● **Provided information**
Start of Block

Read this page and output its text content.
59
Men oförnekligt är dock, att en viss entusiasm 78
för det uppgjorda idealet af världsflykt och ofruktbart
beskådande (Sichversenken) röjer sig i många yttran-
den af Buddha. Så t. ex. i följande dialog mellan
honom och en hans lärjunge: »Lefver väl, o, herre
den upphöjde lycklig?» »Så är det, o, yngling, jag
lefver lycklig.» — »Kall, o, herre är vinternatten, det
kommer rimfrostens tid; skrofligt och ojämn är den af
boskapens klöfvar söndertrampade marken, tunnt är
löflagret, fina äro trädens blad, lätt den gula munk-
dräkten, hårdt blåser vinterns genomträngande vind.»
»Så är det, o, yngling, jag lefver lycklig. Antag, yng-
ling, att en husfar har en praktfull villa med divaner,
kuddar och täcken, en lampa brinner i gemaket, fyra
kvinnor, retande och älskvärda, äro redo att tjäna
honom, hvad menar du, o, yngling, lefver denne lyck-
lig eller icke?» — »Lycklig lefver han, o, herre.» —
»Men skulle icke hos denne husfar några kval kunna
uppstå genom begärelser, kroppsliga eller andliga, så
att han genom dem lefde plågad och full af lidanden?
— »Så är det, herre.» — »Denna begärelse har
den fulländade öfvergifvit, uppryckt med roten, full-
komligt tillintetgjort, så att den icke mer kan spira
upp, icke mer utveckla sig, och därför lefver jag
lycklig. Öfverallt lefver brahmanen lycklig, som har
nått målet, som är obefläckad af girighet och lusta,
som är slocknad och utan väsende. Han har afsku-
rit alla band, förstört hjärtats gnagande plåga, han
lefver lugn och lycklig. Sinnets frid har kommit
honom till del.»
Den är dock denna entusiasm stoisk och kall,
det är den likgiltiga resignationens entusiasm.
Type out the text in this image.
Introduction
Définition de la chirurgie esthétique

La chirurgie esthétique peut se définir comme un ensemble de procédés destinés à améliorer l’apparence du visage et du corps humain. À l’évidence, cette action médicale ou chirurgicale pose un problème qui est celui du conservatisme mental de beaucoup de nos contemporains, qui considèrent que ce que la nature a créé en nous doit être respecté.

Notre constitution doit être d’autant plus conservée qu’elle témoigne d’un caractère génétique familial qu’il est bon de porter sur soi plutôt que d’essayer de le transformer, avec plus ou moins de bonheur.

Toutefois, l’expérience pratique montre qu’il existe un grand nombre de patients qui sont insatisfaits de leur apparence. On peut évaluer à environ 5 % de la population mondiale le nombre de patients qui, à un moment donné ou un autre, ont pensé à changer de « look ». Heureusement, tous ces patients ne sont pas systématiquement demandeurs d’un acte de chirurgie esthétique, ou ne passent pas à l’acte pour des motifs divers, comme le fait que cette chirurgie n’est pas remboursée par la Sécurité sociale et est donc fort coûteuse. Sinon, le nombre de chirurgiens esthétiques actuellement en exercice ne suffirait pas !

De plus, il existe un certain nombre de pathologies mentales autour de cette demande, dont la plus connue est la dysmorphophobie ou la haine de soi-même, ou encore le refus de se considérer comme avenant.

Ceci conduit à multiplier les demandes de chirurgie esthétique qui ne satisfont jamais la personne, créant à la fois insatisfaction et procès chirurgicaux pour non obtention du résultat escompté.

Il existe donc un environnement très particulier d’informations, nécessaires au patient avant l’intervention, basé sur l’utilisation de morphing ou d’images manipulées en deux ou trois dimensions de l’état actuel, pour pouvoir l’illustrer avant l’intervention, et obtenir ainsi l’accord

End of Block

● **Problem**
For each line above that holds the string "herre", provide a copy of that line.

● **Written solution**
honom och en hans lärjunge: »Lefver väl, o, herre
lefver lycklig.» — »Kall, o, herre är vinternatten, det
lig eller icke?» — »Lycklig lefver han, o, herre.» —
— »Så är det, herre.» — »Denna begärelse har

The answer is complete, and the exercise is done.